• **What needs to be done**: Show every line where "Temperature" occurs.

• **Provided data**:
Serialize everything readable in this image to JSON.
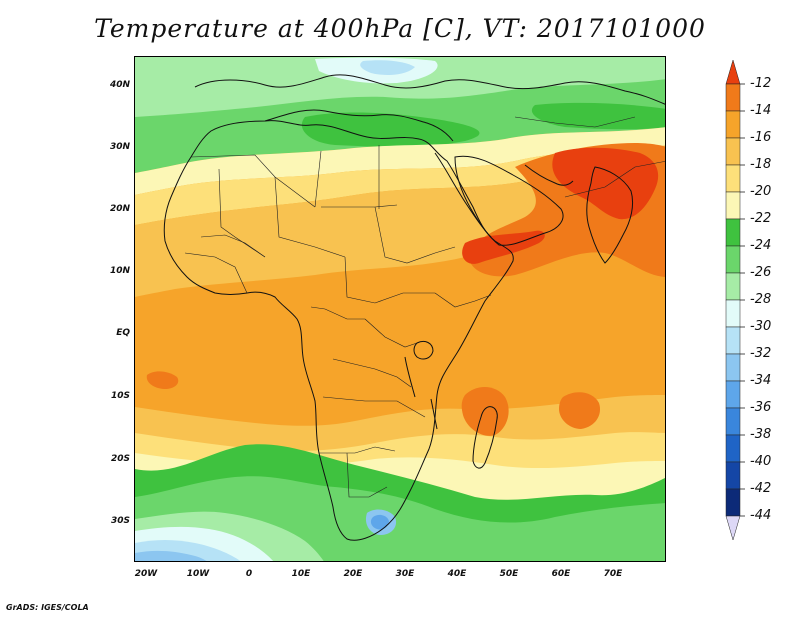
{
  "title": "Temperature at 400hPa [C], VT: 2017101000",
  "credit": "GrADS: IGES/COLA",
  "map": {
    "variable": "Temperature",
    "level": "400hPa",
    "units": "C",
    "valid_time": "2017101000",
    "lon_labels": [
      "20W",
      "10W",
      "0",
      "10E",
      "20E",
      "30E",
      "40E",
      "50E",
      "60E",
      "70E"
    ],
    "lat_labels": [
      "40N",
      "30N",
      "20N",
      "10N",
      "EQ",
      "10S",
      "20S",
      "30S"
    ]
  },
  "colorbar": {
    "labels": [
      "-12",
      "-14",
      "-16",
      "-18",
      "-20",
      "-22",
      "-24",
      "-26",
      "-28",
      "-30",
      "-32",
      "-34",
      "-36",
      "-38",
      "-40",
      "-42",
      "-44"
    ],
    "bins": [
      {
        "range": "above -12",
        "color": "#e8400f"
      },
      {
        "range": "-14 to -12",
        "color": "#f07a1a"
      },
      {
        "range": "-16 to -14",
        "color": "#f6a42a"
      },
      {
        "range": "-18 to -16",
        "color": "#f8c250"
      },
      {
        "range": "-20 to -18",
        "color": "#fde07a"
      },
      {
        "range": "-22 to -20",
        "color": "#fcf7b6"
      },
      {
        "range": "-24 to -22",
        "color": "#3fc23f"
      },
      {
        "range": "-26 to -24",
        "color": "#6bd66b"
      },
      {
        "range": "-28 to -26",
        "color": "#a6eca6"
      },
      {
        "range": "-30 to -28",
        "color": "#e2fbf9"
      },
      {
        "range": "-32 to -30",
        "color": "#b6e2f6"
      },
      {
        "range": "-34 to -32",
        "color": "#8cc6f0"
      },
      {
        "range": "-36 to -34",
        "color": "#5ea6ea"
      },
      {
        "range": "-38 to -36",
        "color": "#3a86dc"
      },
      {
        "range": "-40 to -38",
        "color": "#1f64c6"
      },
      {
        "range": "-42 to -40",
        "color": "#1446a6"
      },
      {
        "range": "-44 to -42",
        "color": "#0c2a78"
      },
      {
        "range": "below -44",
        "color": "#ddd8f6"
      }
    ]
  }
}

• **Correct output**:
  "title": "Temperature at 400hPa [C], VT: 2017101000",
    "variable": "Temperature",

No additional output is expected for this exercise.